--- Begin Given records ---

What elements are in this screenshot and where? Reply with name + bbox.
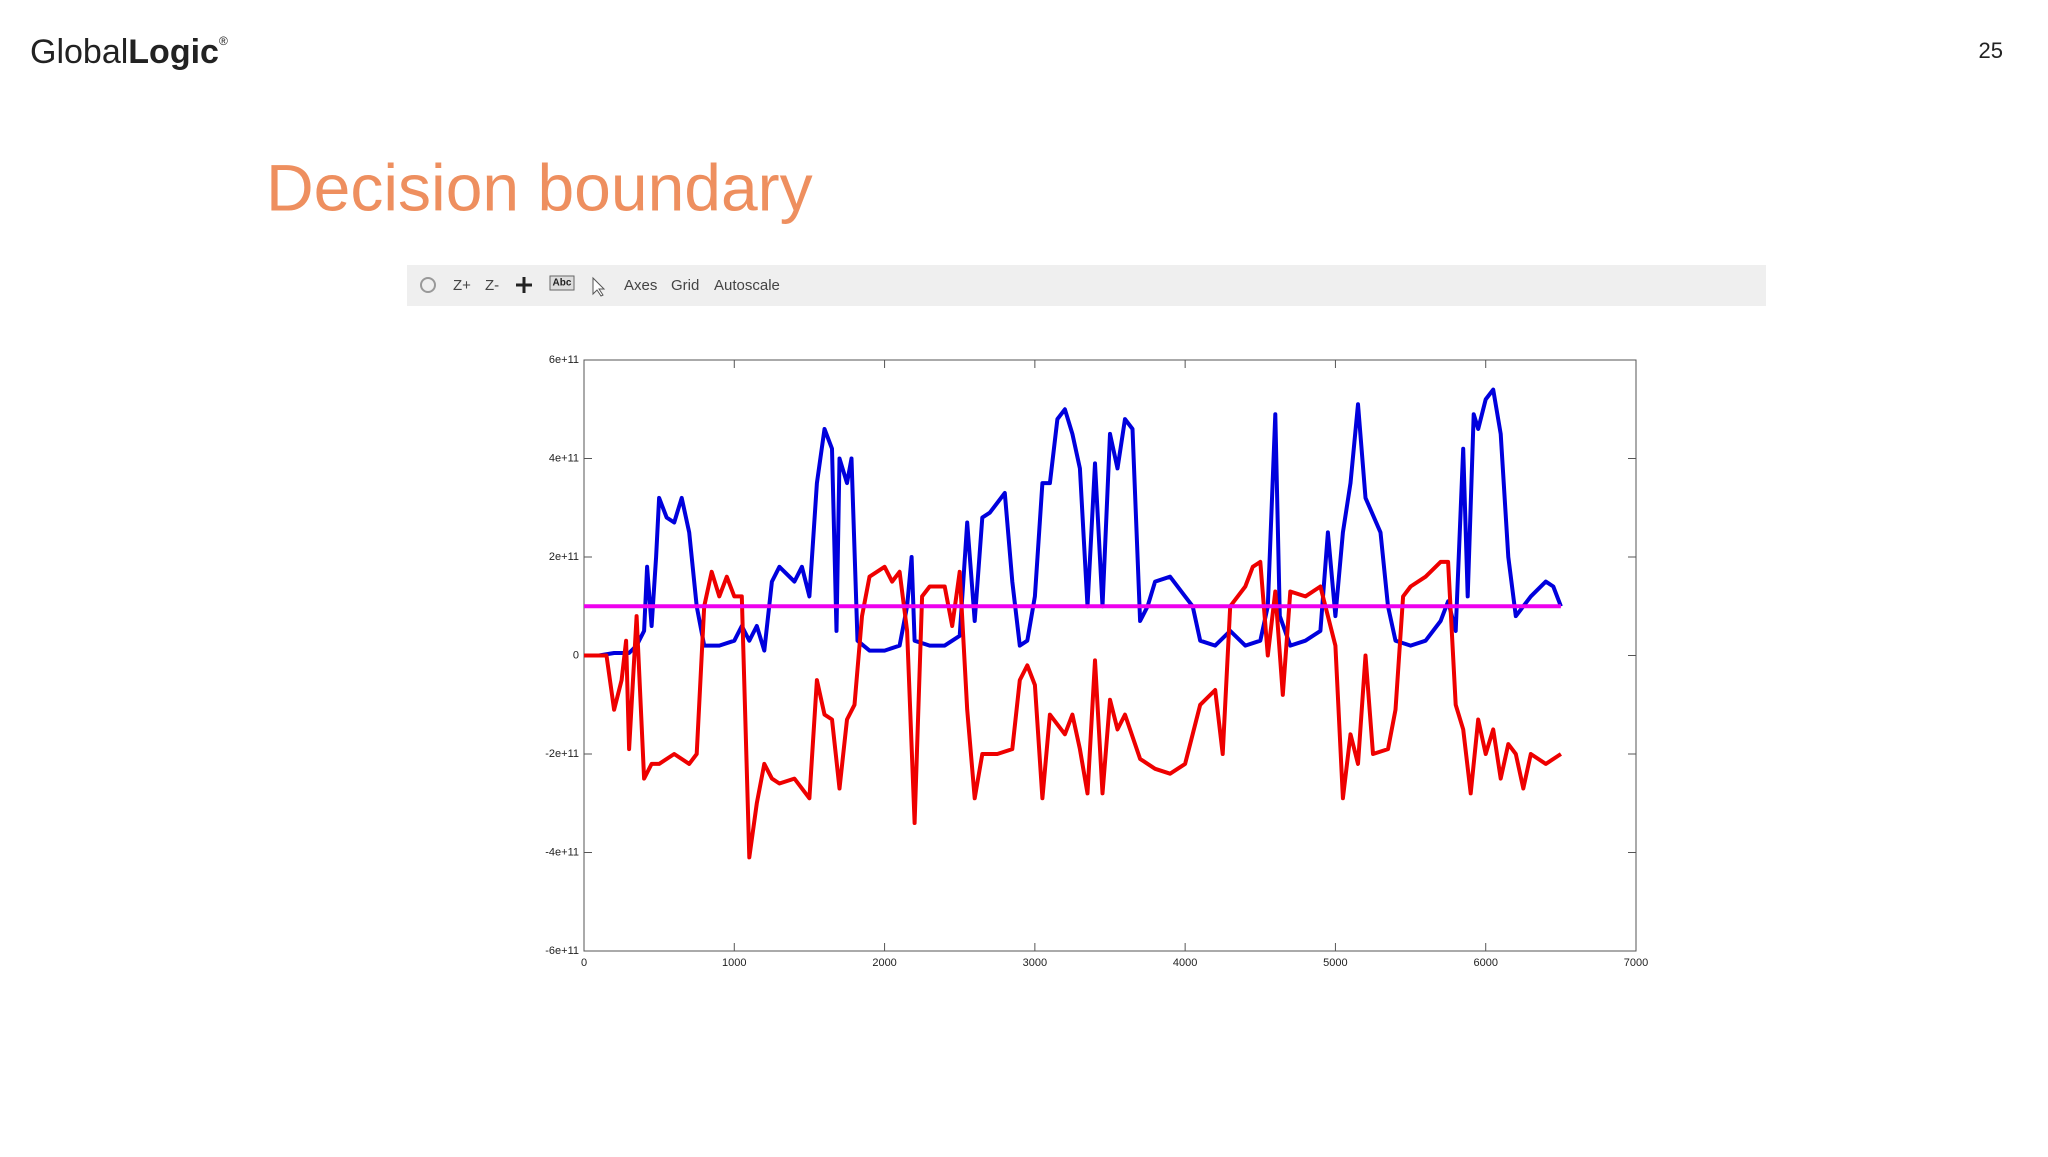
toolbar bbox=[407, 265, 1766, 306]
logo-part: Global bbox=[30, 33, 128, 71]
series-line bbox=[584, 559, 1562, 860]
y-tick-label: -4e+11 bbox=[545, 846, 579, 858]
toolbar-button[interactable]: Axes bbox=[624, 277, 657, 294]
toolbar-button[interactable]: Z+ bbox=[453, 277, 471, 294]
y-tick-label: 0 bbox=[573, 649, 579, 661]
text-icon-bg bbox=[549, 275, 575, 291]
x-tick-label: 7000 bbox=[1624, 957, 1648, 969]
x-tick-label: 3000 bbox=[1023, 957, 1047, 969]
toolbar-button[interactable]: Grid bbox=[671, 277, 699, 294]
x-tick-label: 2000 bbox=[872, 957, 896, 969]
toolbar-button[interactable]: Abc bbox=[553, 278, 572, 289]
y-tick-label: 6e+11 bbox=[549, 354, 579, 366]
page-number: 25 bbox=[1979, 38, 2003, 63]
logo: GlobalLogic® bbox=[30, 33, 228, 71]
pan-icon[interactable] bbox=[516, 277, 532, 293]
x-tick-label: 1000 bbox=[722, 957, 746, 969]
y-tick-label: 2e+11 bbox=[549, 551, 579, 563]
x-tick-label: 0 bbox=[581, 957, 587, 969]
y-tick-label: -2e+11 bbox=[545, 748, 579, 760]
y-tick-label: -6e+11 bbox=[545, 945, 579, 957]
toolbar-button[interactable]: Z- bbox=[485, 277, 499, 294]
select-icon[interactable] bbox=[592, 276, 606, 297]
x-tick-label: 6000 bbox=[1473, 957, 1497, 969]
rotate-icon[interactable] bbox=[420, 277, 436, 293]
slide-title: Decision boundary bbox=[266, 150, 813, 224]
logo-part: Logic bbox=[128, 33, 219, 71]
x-tick-label: 4000 bbox=[1173, 957, 1197, 969]
x-tick-label: 5000 bbox=[1323, 957, 1347, 969]
logo-mark: ® bbox=[219, 34, 228, 48]
toolbar-button[interactable]: Autoscale bbox=[714, 277, 780, 294]
y-tick-label: 4e+11 bbox=[549, 452, 579, 464]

--- End Given records ---

Transcribe every line of the records above without changing anything, and leave the pictures out of your answer.

Task result:
What elements are in this screenshot and where? Reply with name + bbox.
toolbar bbox=[407, 265, 1766, 306]
logo-part: Global bbox=[30, 33, 128, 71]
series-line bbox=[584, 559, 1562, 860]
y-tick-label: -4e+11 bbox=[545, 846, 579, 858]
toolbar-button[interactable]: Axes bbox=[624, 277, 657, 294]
toolbar-button[interactable]: Z+ bbox=[453, 277, 471, 294]
y-tick-label: 0 bbox=[573, 649, 579, 661]
text-icon-bg bbox=[549, 275, 575, 291]
x-tick-label: 7000 bbox=[1624, 957, 1648, 969]
x-tick-label: 3000 bbox=[1023, 957, 1047, 969]
toolbar-button[interactable]: Grid bbox=[671, 277, 699, 294]
x-tick-label: 2000 bbox=[872, 957, 896, 969]
toolbar-button[interactable]: Abc bbox=[553, 278, 572, 289]
y-tick-label: 6e+11 bbox=[549, 354, 579, 366]
page-number: 25 bbox=[1979, 38, 2003, 63]
logo: GlobalLogic® bbox=[30, 33, 228, 71]
pan-icon[interactable] bbox=[516, 277, 532, 293]
x-tick-label: 1000 bbox=[722, 957, 746, 969]
y-tick-label: 2e+11 bbox=[549, 551, 579, 563]
x-tick-label: 0 bbox=[581, 957, 587, 969]
y-tick-label: -2e+11 bbox=[545, 748, 579, 760]
y-tick-label: -6e+11 bbox=[545, 945, 579, 957]
toolbar-button[interactable]: Z- bbox=[485, 277, 499, 294]
select-icon[interactable] bbox=[592, 276, 606, 297]
x-tick-label: 6000 bbox=[1473, 957, 1497, 969]
rotate-icon[interactable] bbox=[420, 277, 436, 293]
slide-title: Decision boundary bbox=[266, 150, 813, 224]
logo-part: Logic bbox=[128, 33, 219, 71]
x-tick-label: 4000 bbox=[1173, 957, 1197, 969]
x-tick-label: 5000 bbox=[1323, 957, 1347, 969]
logo-mark: ® bbox=[219, 34, 228, 48]
toolbar-button[interactable]: Autoscale bbox=[714, 277, 780, 294]
y-tick-label: 4e+11 bbox=[549, 452, 579, 464]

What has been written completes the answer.